## ROWS

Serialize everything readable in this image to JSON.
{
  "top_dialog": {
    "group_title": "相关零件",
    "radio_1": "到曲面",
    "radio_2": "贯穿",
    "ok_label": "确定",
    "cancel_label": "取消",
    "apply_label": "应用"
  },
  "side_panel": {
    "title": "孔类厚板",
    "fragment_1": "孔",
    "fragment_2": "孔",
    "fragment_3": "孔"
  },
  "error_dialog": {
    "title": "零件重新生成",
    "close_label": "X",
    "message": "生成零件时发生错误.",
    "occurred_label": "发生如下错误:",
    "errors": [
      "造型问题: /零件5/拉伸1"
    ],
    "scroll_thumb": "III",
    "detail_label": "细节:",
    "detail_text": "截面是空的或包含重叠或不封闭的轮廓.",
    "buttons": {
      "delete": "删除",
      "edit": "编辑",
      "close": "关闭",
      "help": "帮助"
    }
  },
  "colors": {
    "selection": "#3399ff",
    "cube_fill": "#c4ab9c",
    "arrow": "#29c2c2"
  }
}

## AIM
Give all of the entries again, word for word.

## RIGHT ANSWER
Serialize everything readable in this image to JSON.
{
  "top_dialog": {
    "group_title": "相关零件",
    "radio_1": "到曲面",
    "radio_2": "贯穿",
    "ok_label": "确定",
    "cancel_label": "取消",
    "apply_label": "应用"
  },
  "side_panel": {
    "title": "孔类厚板",
    "fragment_1": "孔",
    "fragment_2": "孔",
    "fragment_3": "孔"
  },
  "error_dialog": {
    "title": "零件重新生成",
    "close_label": "X",
    "message": "生成零件时发生错误.",
    "occurred_label": "发生如下错误:",
    "errors": [
      "造型问题: /零件5/拉伸1"
    ],
    "scroll_thumb": "III",
    "detail_label": "细节:",
    "detail_text": "截面是空的或包含重叠或不封闭的轮廓.",
    "buttons": {
      "delete": "删除",
      "edit": "编辑",
      "close": "关闭",
      "help": "帮助"
    }
  },
  "colors": {
    "selection": "#3399ff",
    "cube_fill": "#c4ab9c",
    "arrow": "#29c2c2"
  }
}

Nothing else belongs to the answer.